Task details: Please rewrite the rows in the stretch from the one containing "unemploy-tick-label: 8000.00 bbox=[896, 267, 929, 277]" through the one containing "psavert-tick-label: 7.50 bbox=[867, 296, 885, 306]", replacing "tick-label" with "axis-label" and leaving everything else unchanged.

Dataset excerpt:
+ + + + +

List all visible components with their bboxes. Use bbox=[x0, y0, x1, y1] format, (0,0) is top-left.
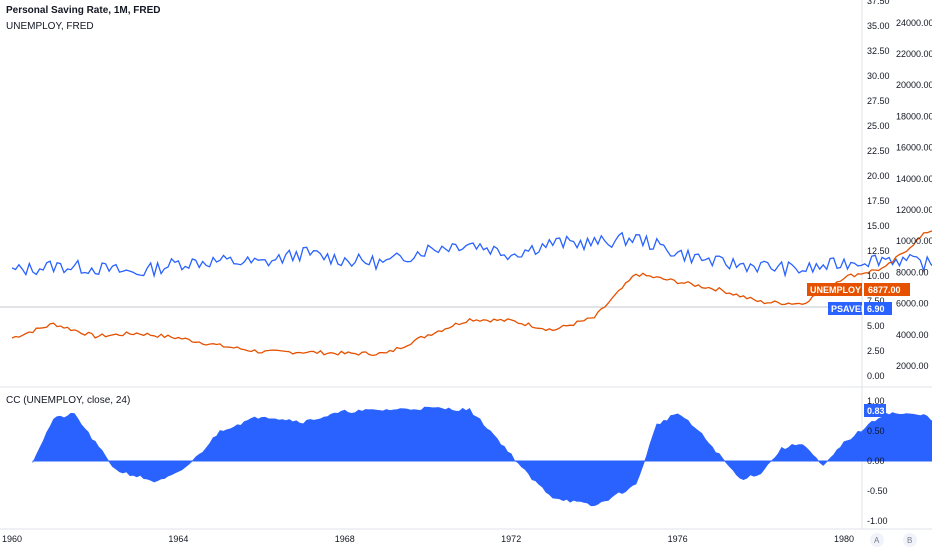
unemploy-tick-label: 8000.00 bbox=[896, 267, 929, 277]
scale-a-label[interactable]: A bbox=[874, 536, 880, 545]
psavert-value-text: 6.90 bbox=[867, 304, 885, 314]
scale-b-button[interactable]: B bbox=[903, 533, 917, 547]
cc-tick-label: -1.00 bbox=[867, 516, 888, 526]
cc-value-text: 0.83 bbox=[867, 406, 885, 416]
legend-title[interactable]: Personal Saving Rate, 1M, FRED bbox=[6, 5, 161, 16]
cc-tick-label: -0.50 bbox=[867, 486, 888, 496]
time-tick-label: 1968 bbox=[335, 534, 355, 544]
psavert-tick-label: 15.00 bbox=[867, 221, 890, 231]
scale-b-label[interactable]: B bbox=[907, 536, 912, 545]
series-layer bbox=[11, 230, 932, 357]
time-tick-label: 1972 bbox=[501, 534, 521, 544]
psavert-tick-label: 7.50 bbox=[867, 296, 885, 306]
psavert-value-bg bbox=[864, 302, 892, 315]
unemploy-tick-label: 20000.00 bbox=[896, 80, 932, 90]
cc-value-bg bbox=[864, 404, 886, 417]
time-tick-label: 1976 bbox=[668, 534, 688, 544]
psavert-tick-label: 20.00 bbox=[867, 171, 890, 181]
psavert-badge: PSAVERT bbox=[828, 302, 873, 315]
time-tick-label: 1980 bbox=[834, 534, 854, 544]
time-tick-label: 1964 bbox=[168, 534, 188, 544]
psavert-tick-label: 37.50 bbox=[867, 0, 890, 6]
legend-indicator[interactable]: CC (UNEMPLOY, close, 24) bbox=[6, 395, 130, 406]
time-axis[interactable]: 1960196419681972197619801984198819921996… bbox=[2, 534, 932, 544]
psavert-tick-label: 2.50 bbox=[867, 346, 885, 356]
unemploy-tick-label: 16000.00 bbox=[896, 143, 932, 153]
psavert-tick-label: 27.50 bbox=[867, 96, 890, 106]
cc-area bbox=[32, 406, 932, 507]
cc-tick-label: 1.00 bbox=[867, 396, 885, 406]
unemploy-tick-label: 24000.00 bbox=[896, 18, 932, 28]
unemploy-tick-label: 18000.00 bbox=[896, 111, 932, 121]
psavert-badge-label: PSAVERT bbox=[831, 304, 873, 314]
unemploy-badge-bg bbox=[807, 283, 862, 296]
psavert-tick-label: 17.50 bbox=[867, 196, 890, 206]
unemploy-value-badge: 6877.00 bbox=[864, 283, 910, 296]
scale-a-button[interactable]: A bbox=[870, 533, 884, 547]
psavert-value-badge: 6.90 bbox=[864, 302, 892, 315]
scale-a-bg[interactable] bbox=[870, 533, 884, 547]
psavert-tick-label: 35.00 bbox=[867, 21, 890, 31]
psavert-tick-label: 0.00 bbox=[867, 371, 885, 381]
psavert-badge-bg bbox=[828, 302, 862, 315]
psavert-tick-label: 22.50 bbox=[867, 146, 890, 156]
psavert-series-line bbox=[11, 231, 932, 279]
unemploy-value-bg bbox=[864, 283, 910, 296]
unemploy-tick-label: 12000.00 bbox=[896, 205, 932, 215]
unemploy-badge: UNEMPLOY bbox=[807, 283, 862, 296]
cc-value-badge: 0.83 bbox=[864, 404, 886, 417]
cc-tick-label: 0.00 bbox=[867, 456, 885, 466]
unemploy-tick-label: 2000.00 bbox=[896, 361, 929, 371]
price-axis-right[interactable]: 37.50 35.00 32.50 30.00 27.50 25.00 22.50 20.00… bbox=[867, 0, 932, 526]
psavert-tick-label: 25.00 bbox=[867, 121, 890, 131]
unemploy-tick-label: 10000.00 bbox=[896, 236, 932, 246]
unemploy-tick-label: 22000.00 bbox=[896, 49, 932, 59]
unemploy-value-text: 6877.00 bbox=[868, 285, 901, 295]
psavert-tick-label: 32.50 bbox=[867, 46, 890, 56]
unemploy-tick-label: 4000.00 bbox=[896, 330, 929, 340]
psavert-tick-label: 12.50 bbox=[867, 246, 890, 256]
psavert-tick-label: 10.00 bbox=[867, 271, 890, 281]
psavert-tick-label: 30.00 bbox=[867, 71, 890, 81]
time-tick-label: 1960 bbox=[2, 534, 22, 544]
unemploy-tick-label: 14000.00 bbox=[896, 174, 932, 184]
legend-second-series[interactable]: UNEMPLOY, FRED bbox=[6, 21, 94, 32]
unemploy-badge-label: UNEMPLOY bbox=[810, 285, 861, 295]
scale-b-bg[interactable] bbox=[903, 533, 917, 547]
unemploy-tick-label: 6000.00 bbox=[896, 299, 929, 309]
unemploy-series-line bbox=[11, 230, 932, 357]
cc-tick-label: 0.50 bbox=[867, 426, 885, 436]
cc-area-layer bbox=[32, 406, 932, 507]
psavert-tick-label: 5.00 bbox=[867, 321, 885, 331]
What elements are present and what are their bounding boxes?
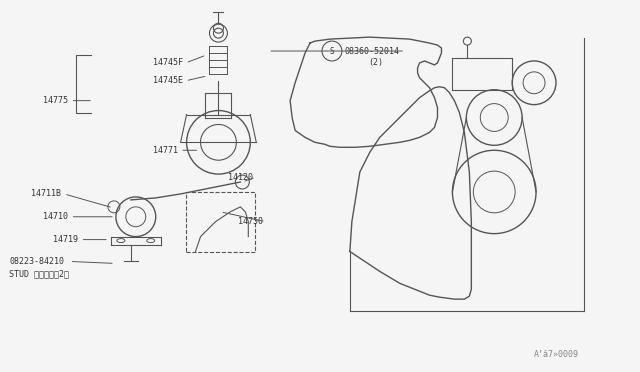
Text: 14750: 14750 — [238, 217, 263, 226]
Text: 14710: 14710 — [44, 212, 68, 221]
Text: A’â7»0009: A’â7»0009 — [534, 350, 579, 359]
Text: 14745E: 14745E — [153, 76, 183, 85]
Text: 14745F: 14745F — [153, 58, 183, 67]
Text: 14771: 14771 — [153, 146, 178, 155]
Text: STUD スタッド（2）: STUD スタッド（2） — [10, 270, 69, 279]
Text: 14719: 14719 — [53, 235, 78, 244]
Bar — [186, 192, 255, 251]
Text: (2): (2) — [368, 58, 383, 67]
Text: 14120: 14120 — [228, 173, 253, 182]
Text: S: S — [330, 46, 334, 55]
Text: 14711B: 14711B — [31, 189, 61, 198]
Text: 14775: 14775 — [44, 96, 68, 105]
Text: 08223-84210: 08223-84210 — [10, 257, 65, 266]
Text: 08360-52014: 08360-52014 — [345, 46, 400, 55]
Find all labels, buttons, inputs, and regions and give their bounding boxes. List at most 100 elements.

+ + + + +

Exercise response:
unemploy-axis-label: 8000.00 bbox=[896, 267, 929, 277]
scale-a-label[interactable]: A bbox=[874, 536, 880, 545]
psavert-value-text: 6.90 bbox=[867, 304, 885, 314]
scale-b-button[interactable]: B bbox=[903, 533, 917, 547]
cc-axis-label: -1.00 bbox=[867, 516, 888, 526]
cc-value-text: 0.83 bbox=[867, 406, 885, 416]
legend-title[interactable]: Personal Saving Rate, 1M, FRED bbox=[6, 5, 161, 16]
cc-axis-label: -0.50 bbox=[867, 486, 888, 496]
time-axis-label: 1968 bbox=[335, 534, 355, 544]
psavert-axis-label: 15.00 bbox=[867, 221, 890, 231]
scale-b-label[interactable]: B bbox=[907, 536, 912, 545]
series-layer bbox=[11, 230, 932, 357]
time-axis-label: 1972 bbox=[501, 534, 521, 544]
psavert-axis-label: 7.50 bbox=[867, 296, 885, 306]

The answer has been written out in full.